Direction:
Go through the data below and gather each line containing "ylabel".

(Entries from a dataset)
★ ★ ★ ★ ★

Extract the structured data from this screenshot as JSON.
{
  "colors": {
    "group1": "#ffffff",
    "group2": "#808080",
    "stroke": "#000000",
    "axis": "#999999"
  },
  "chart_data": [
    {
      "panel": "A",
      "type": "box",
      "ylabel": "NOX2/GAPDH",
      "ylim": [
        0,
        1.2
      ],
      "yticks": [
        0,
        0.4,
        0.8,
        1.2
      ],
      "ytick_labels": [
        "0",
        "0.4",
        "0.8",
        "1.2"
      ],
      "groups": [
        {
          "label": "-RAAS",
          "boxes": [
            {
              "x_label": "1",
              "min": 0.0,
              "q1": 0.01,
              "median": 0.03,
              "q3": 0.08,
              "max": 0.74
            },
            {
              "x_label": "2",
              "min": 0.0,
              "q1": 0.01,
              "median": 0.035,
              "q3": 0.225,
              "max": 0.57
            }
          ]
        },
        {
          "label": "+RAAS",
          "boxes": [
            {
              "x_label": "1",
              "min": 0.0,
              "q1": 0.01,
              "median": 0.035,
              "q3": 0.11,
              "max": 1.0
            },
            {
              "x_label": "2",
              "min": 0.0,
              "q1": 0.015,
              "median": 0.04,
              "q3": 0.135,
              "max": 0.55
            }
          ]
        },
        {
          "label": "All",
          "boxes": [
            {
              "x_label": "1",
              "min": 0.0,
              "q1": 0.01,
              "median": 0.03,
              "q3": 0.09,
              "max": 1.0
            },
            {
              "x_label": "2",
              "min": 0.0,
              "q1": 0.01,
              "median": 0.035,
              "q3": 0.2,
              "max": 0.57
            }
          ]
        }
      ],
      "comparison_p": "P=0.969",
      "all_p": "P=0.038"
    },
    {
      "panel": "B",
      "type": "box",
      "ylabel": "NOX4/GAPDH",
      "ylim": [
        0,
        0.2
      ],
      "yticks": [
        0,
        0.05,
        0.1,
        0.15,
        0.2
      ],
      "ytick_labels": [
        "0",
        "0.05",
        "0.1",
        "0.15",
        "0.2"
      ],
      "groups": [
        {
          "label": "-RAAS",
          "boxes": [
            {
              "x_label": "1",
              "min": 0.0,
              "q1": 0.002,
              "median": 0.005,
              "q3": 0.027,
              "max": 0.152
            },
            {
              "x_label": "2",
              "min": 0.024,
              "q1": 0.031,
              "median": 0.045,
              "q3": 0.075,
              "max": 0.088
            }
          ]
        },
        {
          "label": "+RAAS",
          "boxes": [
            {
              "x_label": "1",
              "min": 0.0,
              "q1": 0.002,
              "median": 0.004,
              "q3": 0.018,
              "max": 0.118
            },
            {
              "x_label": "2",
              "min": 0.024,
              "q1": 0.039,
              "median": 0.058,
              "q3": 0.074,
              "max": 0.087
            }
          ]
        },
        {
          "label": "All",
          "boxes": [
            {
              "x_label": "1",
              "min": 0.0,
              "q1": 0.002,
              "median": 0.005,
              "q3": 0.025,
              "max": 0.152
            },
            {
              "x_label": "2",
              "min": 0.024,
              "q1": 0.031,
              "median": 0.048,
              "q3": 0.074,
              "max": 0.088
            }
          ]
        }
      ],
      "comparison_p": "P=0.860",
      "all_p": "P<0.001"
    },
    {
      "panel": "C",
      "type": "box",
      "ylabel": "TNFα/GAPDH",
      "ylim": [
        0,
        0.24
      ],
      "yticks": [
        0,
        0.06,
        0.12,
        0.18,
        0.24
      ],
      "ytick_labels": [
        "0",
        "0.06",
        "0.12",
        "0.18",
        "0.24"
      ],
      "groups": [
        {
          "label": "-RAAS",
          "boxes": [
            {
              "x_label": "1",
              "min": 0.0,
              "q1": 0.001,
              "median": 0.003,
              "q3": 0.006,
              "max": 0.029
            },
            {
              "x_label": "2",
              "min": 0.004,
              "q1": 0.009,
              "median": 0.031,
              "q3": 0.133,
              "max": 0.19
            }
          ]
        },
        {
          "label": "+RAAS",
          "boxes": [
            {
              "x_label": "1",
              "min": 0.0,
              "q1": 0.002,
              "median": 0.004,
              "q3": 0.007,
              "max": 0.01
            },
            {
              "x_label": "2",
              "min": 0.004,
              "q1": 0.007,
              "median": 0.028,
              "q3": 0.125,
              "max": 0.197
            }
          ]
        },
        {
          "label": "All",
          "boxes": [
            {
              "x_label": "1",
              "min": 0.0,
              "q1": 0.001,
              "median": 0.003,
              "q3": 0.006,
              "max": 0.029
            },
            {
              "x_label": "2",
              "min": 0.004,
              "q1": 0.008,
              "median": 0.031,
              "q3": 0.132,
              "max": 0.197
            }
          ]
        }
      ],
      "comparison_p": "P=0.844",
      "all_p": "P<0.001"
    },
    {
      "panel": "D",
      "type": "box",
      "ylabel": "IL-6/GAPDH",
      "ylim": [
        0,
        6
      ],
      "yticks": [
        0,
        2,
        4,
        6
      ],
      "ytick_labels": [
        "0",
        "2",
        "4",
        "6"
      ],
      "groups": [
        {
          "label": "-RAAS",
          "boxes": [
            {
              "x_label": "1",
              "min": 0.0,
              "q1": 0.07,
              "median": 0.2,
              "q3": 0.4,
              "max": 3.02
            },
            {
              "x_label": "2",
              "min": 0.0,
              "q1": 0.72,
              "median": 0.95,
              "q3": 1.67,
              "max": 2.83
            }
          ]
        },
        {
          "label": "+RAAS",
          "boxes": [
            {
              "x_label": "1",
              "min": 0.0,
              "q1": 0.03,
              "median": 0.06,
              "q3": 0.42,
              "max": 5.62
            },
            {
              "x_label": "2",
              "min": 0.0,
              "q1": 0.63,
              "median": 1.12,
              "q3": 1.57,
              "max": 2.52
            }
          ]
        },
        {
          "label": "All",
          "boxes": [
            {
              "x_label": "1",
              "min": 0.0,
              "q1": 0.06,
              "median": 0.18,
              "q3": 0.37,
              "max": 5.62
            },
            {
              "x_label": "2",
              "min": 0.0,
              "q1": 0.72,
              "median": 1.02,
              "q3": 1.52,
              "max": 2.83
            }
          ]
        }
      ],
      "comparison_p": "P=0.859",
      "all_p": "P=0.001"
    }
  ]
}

★ ★ ★ ★ ★

Solution for this exercise:
      "ylabel": "NOX2/GAPDH",
      "ylabel": "NOX4/GAPDH",
      "ylabel": "TNFα/GAPDH",
      "ylabel": "IL-6/GAPDH",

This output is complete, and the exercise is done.